## [REQUIRED WORK]
Which lines contain the string "copy"? Please list every one of them.

[Stored data]
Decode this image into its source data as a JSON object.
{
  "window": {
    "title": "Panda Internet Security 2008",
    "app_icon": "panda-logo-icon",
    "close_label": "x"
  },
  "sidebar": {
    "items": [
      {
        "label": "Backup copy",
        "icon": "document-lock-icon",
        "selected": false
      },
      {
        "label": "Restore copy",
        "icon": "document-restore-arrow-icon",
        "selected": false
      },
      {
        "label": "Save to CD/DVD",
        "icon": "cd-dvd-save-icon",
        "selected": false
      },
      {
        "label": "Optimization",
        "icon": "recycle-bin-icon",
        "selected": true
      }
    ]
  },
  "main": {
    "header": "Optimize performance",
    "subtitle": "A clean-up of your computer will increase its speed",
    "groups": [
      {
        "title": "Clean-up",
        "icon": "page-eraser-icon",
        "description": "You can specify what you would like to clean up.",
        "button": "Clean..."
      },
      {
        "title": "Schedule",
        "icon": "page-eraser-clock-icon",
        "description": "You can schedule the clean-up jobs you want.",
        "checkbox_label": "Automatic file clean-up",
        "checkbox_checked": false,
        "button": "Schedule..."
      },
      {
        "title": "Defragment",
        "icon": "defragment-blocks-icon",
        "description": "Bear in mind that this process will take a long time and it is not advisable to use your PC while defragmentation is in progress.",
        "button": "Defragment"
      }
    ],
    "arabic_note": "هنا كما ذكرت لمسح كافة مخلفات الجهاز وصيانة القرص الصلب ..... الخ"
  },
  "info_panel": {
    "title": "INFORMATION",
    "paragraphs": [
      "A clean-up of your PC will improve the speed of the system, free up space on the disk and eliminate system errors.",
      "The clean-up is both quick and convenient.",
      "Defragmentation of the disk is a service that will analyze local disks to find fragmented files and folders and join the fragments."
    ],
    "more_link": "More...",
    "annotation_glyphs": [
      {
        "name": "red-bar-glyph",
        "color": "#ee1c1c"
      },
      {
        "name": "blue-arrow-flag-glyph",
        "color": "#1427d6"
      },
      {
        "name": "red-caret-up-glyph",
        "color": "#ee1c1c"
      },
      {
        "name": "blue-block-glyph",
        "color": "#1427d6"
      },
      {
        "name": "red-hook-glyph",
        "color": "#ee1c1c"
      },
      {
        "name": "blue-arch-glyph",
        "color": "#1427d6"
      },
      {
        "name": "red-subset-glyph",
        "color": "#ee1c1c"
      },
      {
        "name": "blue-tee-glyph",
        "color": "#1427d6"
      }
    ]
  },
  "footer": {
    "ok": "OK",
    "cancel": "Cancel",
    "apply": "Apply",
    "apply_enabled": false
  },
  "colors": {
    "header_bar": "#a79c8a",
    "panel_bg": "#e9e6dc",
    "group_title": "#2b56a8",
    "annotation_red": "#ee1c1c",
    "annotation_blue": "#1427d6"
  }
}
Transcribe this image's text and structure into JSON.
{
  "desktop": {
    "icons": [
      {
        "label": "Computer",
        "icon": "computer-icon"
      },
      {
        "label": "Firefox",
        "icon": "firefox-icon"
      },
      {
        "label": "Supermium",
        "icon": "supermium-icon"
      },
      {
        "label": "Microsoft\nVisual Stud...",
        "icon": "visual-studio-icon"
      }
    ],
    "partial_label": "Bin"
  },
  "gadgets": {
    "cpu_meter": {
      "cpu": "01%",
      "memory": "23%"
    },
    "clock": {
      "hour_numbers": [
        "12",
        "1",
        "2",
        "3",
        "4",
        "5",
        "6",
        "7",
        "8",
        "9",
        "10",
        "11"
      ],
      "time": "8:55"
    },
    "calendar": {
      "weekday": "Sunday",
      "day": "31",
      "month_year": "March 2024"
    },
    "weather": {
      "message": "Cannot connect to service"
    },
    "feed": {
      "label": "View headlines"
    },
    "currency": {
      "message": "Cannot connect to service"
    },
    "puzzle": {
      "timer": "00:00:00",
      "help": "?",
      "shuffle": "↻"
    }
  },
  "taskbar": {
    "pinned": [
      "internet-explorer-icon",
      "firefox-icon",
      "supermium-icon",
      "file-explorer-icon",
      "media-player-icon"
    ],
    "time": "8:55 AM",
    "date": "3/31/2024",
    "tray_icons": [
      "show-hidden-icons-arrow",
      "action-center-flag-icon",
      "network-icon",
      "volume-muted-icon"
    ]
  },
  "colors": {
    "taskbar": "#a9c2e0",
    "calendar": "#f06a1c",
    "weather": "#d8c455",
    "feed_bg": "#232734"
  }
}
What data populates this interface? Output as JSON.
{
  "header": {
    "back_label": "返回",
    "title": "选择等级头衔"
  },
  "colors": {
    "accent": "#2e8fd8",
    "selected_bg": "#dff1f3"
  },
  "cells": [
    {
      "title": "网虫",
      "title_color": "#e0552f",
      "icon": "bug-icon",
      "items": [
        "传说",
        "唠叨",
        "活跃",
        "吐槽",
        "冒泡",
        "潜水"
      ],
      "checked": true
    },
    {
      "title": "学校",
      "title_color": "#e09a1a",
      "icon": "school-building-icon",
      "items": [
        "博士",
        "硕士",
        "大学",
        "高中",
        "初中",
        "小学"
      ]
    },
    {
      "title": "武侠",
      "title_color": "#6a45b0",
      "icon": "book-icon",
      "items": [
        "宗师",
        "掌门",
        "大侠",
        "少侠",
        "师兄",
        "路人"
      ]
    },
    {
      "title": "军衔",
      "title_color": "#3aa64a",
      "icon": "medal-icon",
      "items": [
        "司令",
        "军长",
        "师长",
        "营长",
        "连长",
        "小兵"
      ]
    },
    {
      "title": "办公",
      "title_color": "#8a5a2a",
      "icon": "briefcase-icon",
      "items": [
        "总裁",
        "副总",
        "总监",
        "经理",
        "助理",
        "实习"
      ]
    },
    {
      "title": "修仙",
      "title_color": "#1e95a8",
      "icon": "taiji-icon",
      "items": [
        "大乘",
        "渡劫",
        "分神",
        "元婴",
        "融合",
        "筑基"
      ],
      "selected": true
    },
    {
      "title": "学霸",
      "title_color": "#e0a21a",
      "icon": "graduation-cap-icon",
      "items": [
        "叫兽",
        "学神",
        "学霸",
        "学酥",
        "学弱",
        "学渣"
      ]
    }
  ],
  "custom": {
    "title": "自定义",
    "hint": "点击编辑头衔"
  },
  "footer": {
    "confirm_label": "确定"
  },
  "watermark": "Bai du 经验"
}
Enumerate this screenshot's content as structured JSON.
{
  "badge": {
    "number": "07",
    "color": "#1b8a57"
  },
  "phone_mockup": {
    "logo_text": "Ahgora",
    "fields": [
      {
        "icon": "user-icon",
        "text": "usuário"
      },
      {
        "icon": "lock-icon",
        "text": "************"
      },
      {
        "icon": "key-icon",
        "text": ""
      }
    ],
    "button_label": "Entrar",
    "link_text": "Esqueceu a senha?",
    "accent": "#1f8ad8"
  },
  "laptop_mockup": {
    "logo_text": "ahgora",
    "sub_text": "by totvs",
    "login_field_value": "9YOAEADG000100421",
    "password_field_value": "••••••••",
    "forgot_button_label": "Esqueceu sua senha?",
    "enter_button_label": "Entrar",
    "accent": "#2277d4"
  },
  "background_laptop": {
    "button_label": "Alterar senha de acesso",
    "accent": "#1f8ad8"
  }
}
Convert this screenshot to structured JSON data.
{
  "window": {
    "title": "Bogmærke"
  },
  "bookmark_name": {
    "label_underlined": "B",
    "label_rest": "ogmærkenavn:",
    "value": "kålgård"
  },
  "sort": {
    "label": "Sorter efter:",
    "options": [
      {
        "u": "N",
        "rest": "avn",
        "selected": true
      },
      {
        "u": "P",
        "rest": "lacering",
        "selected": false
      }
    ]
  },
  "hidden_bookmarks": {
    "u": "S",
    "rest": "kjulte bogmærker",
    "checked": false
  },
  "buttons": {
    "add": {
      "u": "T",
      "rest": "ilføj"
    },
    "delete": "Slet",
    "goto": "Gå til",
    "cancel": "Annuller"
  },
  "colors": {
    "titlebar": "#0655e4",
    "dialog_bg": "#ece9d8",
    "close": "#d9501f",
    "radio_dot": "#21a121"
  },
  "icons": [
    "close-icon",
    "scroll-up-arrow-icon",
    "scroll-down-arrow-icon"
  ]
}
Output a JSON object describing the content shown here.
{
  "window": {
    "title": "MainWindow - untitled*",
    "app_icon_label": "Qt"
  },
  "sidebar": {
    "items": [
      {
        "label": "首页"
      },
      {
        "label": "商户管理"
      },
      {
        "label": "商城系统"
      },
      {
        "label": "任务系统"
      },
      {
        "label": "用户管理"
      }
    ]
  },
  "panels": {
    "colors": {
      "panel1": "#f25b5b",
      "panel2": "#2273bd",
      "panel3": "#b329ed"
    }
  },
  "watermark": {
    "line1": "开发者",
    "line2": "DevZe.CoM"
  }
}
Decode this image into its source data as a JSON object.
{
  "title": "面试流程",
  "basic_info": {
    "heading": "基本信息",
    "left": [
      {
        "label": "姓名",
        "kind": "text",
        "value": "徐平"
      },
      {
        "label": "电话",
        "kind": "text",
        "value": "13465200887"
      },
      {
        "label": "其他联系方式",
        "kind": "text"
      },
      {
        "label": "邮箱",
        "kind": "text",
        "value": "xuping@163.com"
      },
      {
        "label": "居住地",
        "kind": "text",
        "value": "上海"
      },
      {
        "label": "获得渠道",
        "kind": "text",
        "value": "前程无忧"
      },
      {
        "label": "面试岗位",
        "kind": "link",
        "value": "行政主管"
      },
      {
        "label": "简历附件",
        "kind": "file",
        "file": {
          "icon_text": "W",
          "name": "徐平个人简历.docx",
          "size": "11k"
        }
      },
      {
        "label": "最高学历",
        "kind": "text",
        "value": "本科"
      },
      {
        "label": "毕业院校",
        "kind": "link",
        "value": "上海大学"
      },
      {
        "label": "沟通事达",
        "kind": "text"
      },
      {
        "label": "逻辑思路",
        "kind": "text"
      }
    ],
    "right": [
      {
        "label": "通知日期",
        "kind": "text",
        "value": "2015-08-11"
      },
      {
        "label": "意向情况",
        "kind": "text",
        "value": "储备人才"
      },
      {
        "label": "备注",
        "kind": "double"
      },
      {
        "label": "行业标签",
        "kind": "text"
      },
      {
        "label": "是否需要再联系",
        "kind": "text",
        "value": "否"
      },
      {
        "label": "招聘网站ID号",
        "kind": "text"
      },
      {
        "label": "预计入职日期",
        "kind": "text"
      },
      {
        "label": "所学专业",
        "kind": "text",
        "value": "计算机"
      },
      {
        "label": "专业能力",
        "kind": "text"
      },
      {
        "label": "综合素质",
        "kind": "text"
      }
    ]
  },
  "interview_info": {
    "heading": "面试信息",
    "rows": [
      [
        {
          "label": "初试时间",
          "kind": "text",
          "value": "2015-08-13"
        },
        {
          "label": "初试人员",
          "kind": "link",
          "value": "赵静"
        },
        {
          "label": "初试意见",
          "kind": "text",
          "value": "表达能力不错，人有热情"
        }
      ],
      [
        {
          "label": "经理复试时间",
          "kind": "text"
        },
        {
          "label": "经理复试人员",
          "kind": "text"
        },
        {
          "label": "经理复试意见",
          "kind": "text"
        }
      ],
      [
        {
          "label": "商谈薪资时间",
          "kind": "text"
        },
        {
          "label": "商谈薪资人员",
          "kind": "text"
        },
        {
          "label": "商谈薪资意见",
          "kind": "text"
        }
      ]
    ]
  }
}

## [RESPONSE BELOW]
        "label": "Backup copy",
        "label": "Restore copy",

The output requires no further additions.